- **WHAT THE TASK REQUIRES**: Output a single figure: the number of lines in which the word "мови" appears.

>>>>

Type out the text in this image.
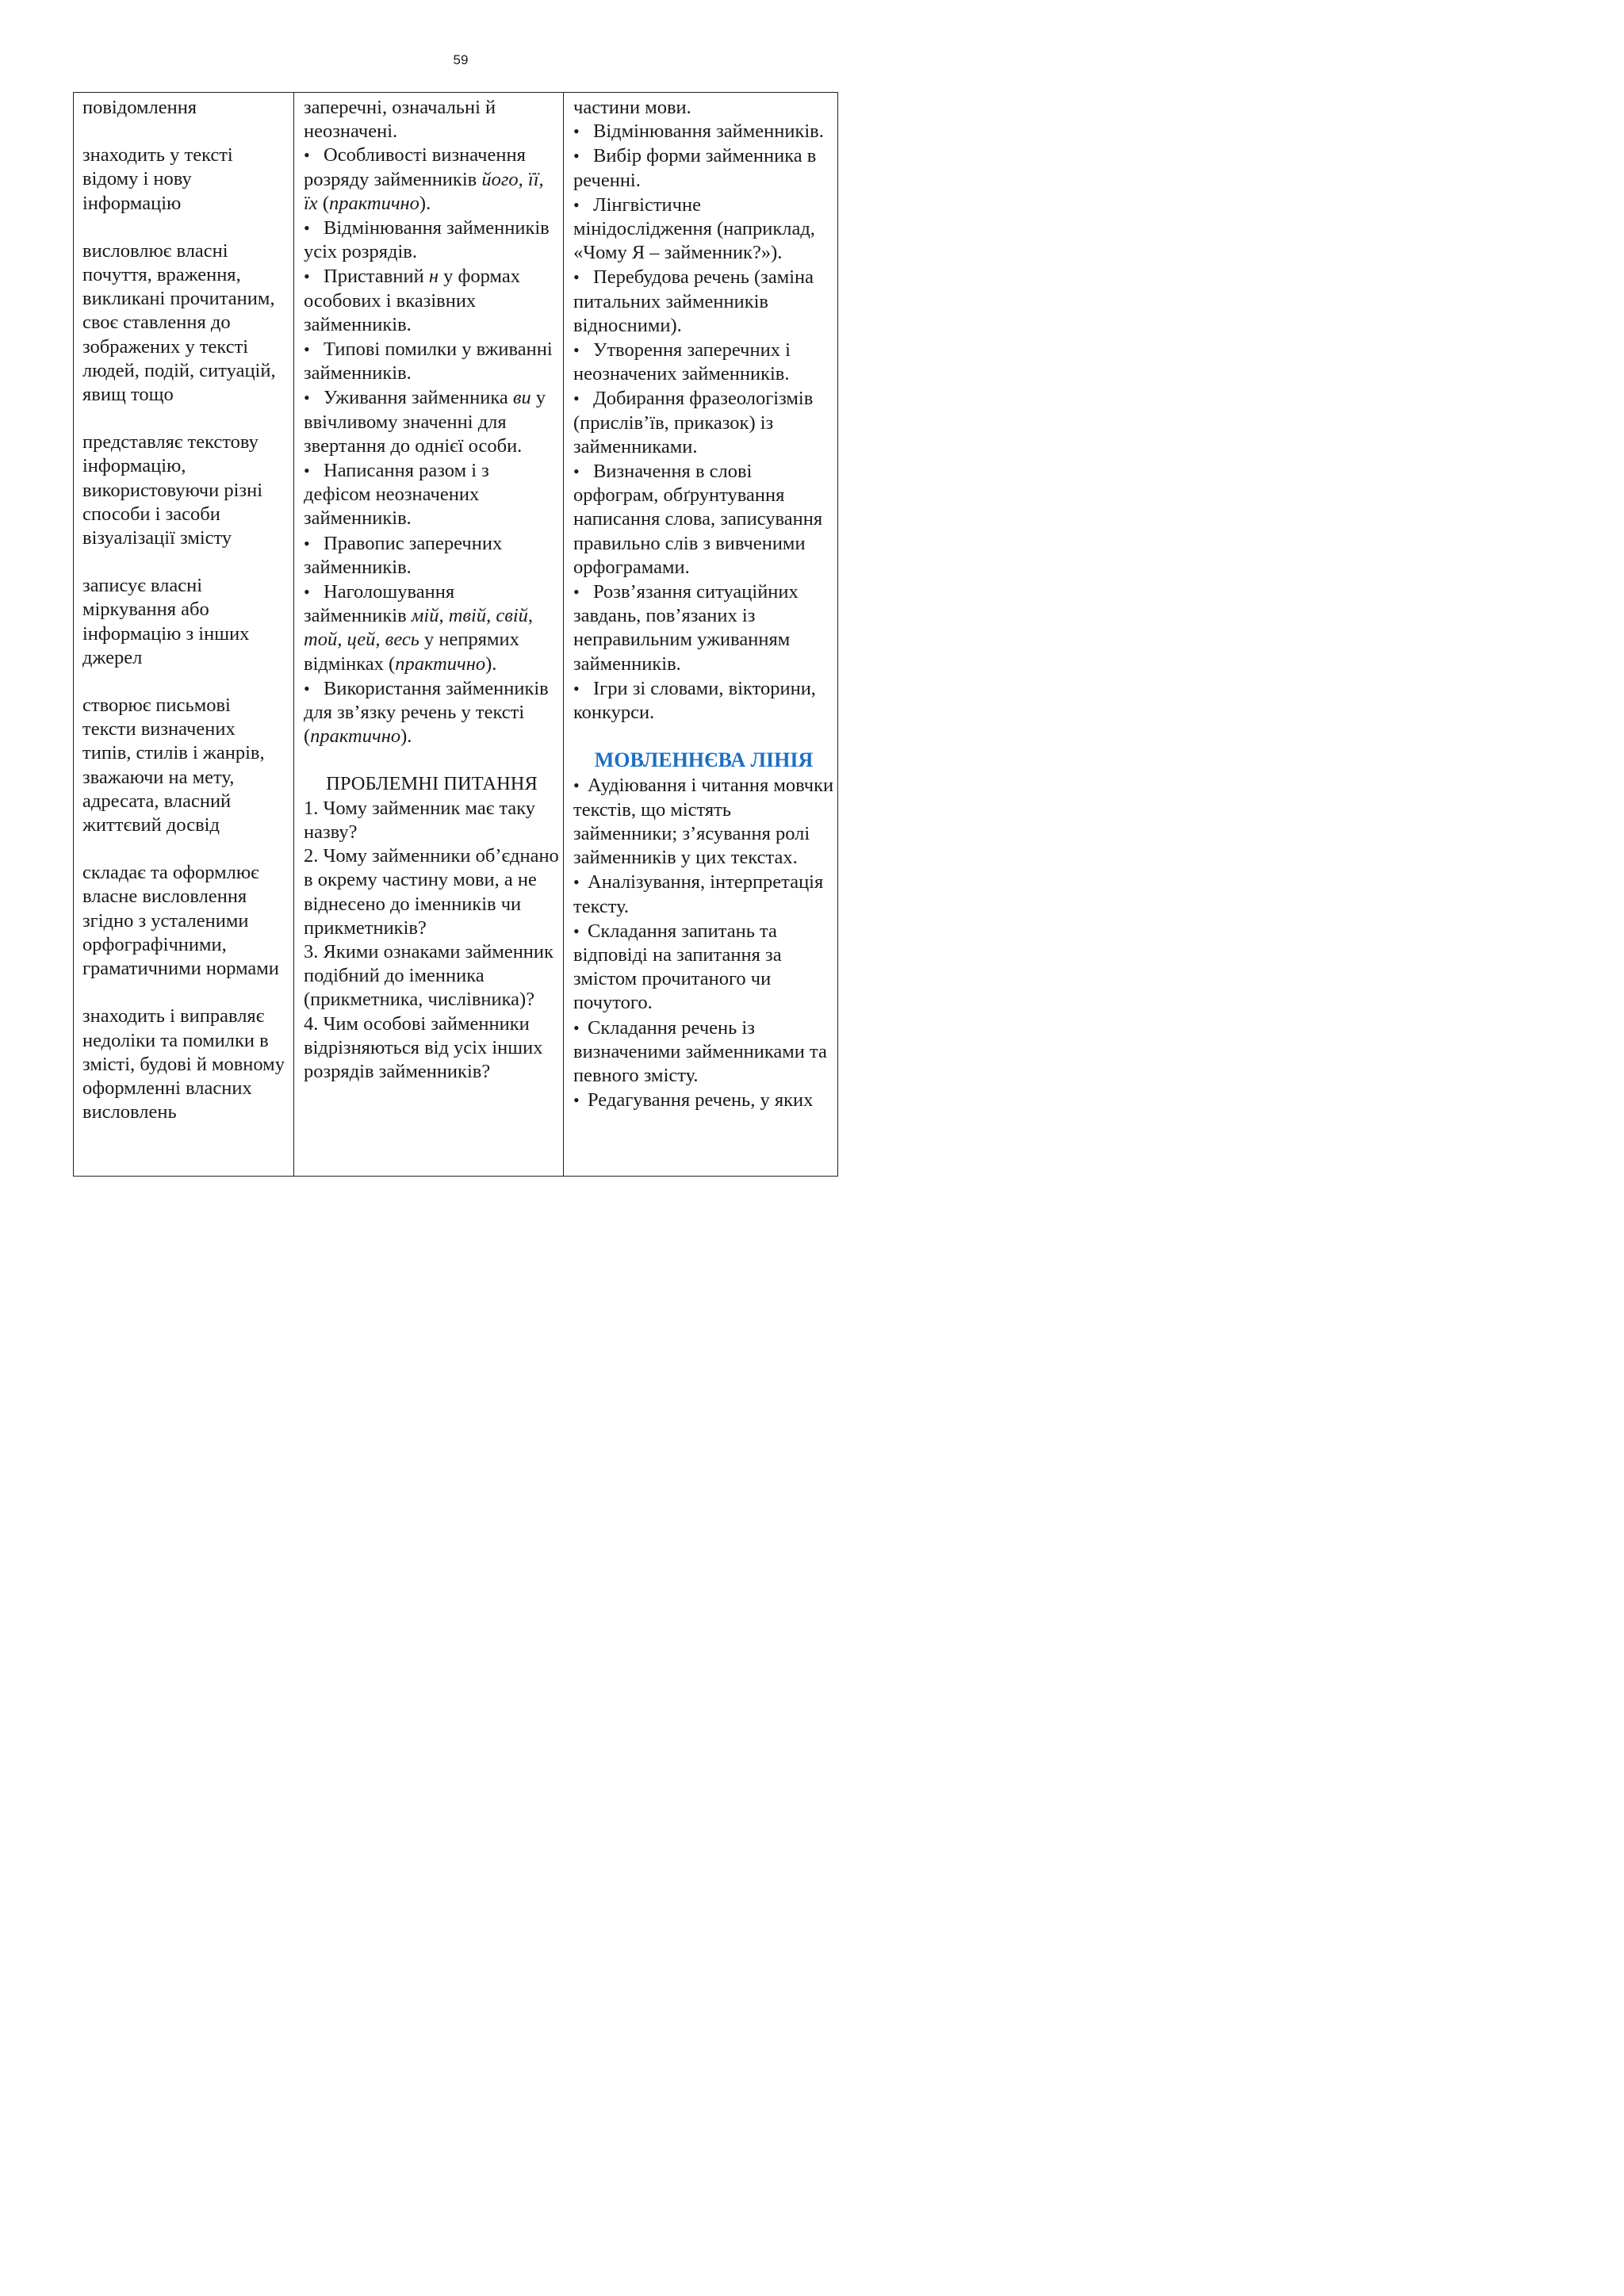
59

повідомлення

знаходить у тексті відому і нову інформацію

висловлює власні почуття, враження, викликані прочитаним, своє ставлення до зображених у тексті людей, подій, ситуацій, явищ тощо

представляє текстову інформацію, використовуючи різні способи і засоби візуалізації змісту

записує власні міркування або інформацію з інших джерел

створює письмові тексти визначених типів, стилів і жанрів, зважаючи на мету, адресата, власний життєвий досвід

складає та оформлює власне висловлення згідно з усталеними орфографічними, граматичними нормами

знаходить і виправляє недоліки та помилки в змісті, будові й мовному оформленні власних висловлень

заперечні, означальні й неозначені.

•Особливості визначення розряду займенників його, її, їх (практично).

•Відмінювання займенників усіх розрядів.

•Приставний н у формах особових і вказівних займенників.

•Типові помилки у вживанні займенників.

•Уживання займенника ви у ввічливому значенні для звертання до однієї особи.

•Написання разом і з дефісом неозначених займенників.

•Правопис заперечних займенників.

•Наголошування займенників мій, твій, свій, той, цей, весь у непрямих відмінках (практично).

•Використання займенників для зв’язку речень у тексті (практично).

ПРОБЛЕМНІ ПИТАННЯ

1. Чому займенник має таку назву?

2. Чому займенники об’єднано в окрему частину мови, а не віднесено до іменників чи прикметників?

3. Якими ознаками займенник подібний до іменника (прикметника, числівника)?

4. Чим особові займенники відрізняються від усіх інших розрядів займенників?

частини мови.

•Відмінювання займенників.

•Вибір форми займенника в реченні.

•Лінгвістичне мінідослідження (наприклад, «Чому Я – займенник?»).

•Перебудова речень (заміна питальних займенників відносними).

•Утворення заперечних і неозначених займенників.

•Добирання фразеологізмів (прислів’їв, приказок) із займенниками.

•Визначення в слові орфограм, обґрунтування написання слова, записування правильно слів з вивченими орфограмами.

•Розв’язання ситуаційних завдань, пов’язаних із неправильним уживанням займенників.

•Ігри зі словами, вікторини, конкурси.

МОВЛЕННЄВА ЛІНІЯ

•Аудіювання і читання мовчки текстів, що містять займенники; з’ясування ролі займенників у цих текстах.

•Аналізування, інтерпретація тексту.

•Складання запитань та відповіді на запитання за змістом прочитаного чи почутого.

•Складання речень із визначеними займенниками та певного змісту.

•Редагування речень, у яких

<<<<

- **ANSWER TO THE PROBLEM**: 2